INSTRUCTIONS TO FOLLOW: Extract every line that contains the word "snapshot".
--- BEGIN RECORDS FOR THIS TASK ---
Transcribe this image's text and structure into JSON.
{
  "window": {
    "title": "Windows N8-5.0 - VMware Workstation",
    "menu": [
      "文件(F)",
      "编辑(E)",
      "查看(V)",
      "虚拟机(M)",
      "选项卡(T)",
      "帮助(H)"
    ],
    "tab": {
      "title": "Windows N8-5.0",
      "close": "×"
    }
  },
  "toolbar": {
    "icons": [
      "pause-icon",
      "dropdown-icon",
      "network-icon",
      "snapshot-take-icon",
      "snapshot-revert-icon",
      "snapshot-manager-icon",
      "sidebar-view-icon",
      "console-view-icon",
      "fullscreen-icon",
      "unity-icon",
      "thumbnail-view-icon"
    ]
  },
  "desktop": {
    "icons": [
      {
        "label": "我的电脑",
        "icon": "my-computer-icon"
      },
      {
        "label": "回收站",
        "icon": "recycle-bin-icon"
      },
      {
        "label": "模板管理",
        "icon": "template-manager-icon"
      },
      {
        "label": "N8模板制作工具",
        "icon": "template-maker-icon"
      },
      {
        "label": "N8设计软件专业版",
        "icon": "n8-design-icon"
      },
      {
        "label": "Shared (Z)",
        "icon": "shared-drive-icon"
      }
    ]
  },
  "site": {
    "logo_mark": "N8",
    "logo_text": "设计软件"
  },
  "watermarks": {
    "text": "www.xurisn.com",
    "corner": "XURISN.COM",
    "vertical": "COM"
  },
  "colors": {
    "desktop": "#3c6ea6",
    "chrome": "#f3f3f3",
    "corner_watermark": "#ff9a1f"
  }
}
--- END RECORDS FOR THIS TASK ---
--- BEGIN RECORDS FOR THIS TASK ---
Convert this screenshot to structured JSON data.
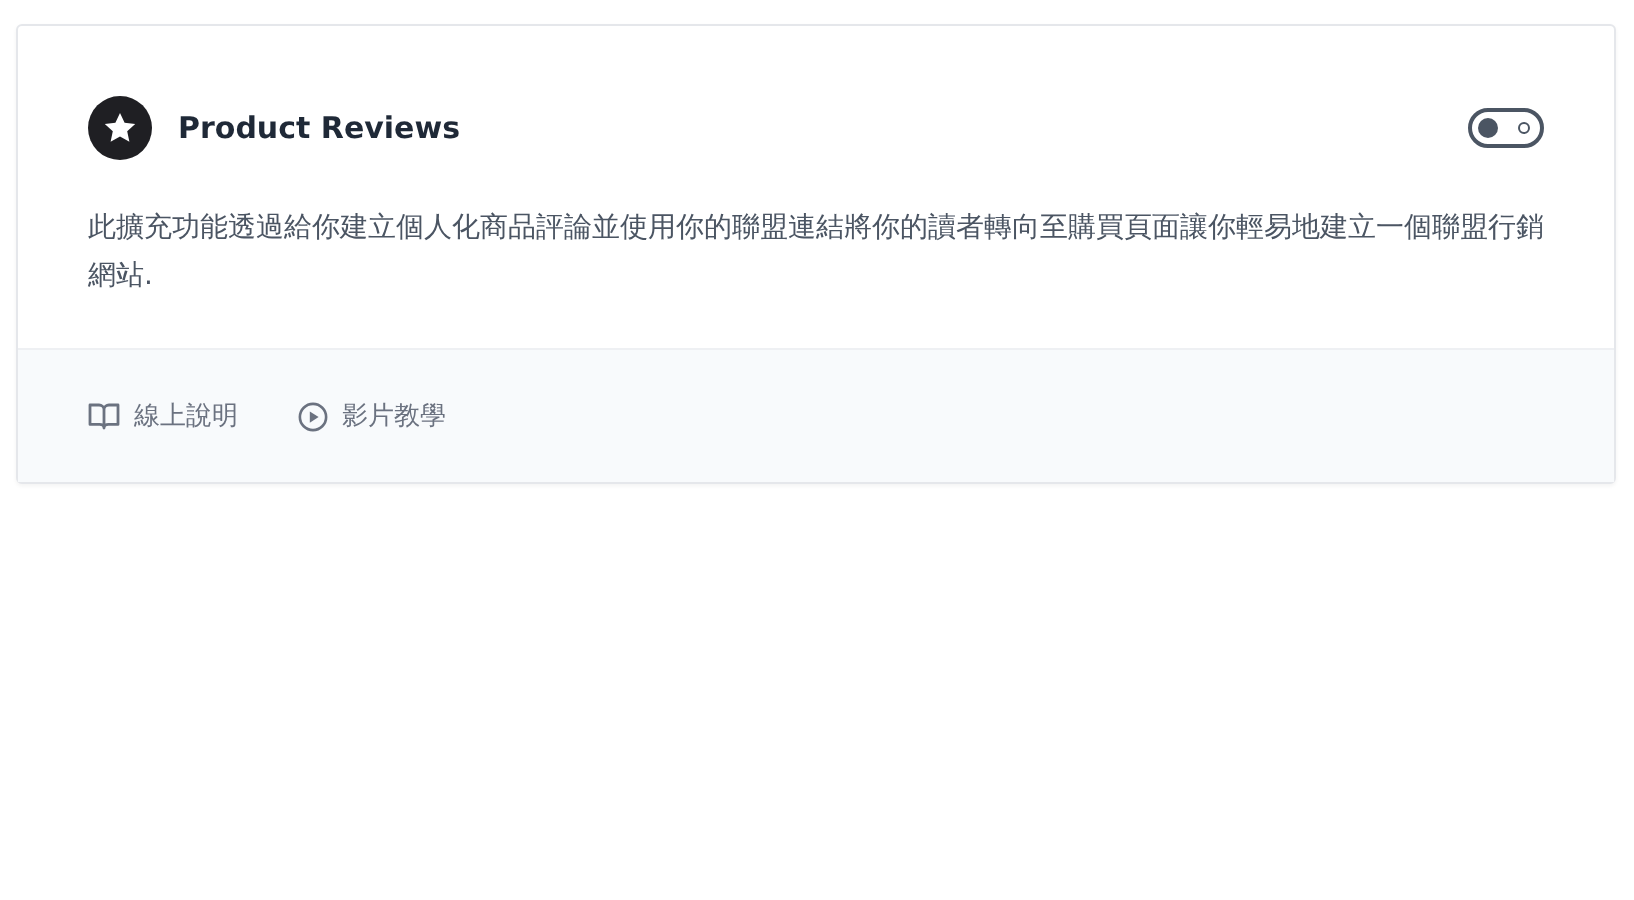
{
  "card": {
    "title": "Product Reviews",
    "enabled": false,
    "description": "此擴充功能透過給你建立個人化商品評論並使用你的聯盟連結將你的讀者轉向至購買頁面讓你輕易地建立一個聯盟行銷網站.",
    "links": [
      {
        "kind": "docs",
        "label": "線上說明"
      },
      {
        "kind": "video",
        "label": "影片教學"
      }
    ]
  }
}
--- END RECORDS FOR THIS TASK ---
EXERCISE RESULT:
      "snapshot-take-icon",
      "snapshot-revert-icon",
      "snapshot-manager-icon",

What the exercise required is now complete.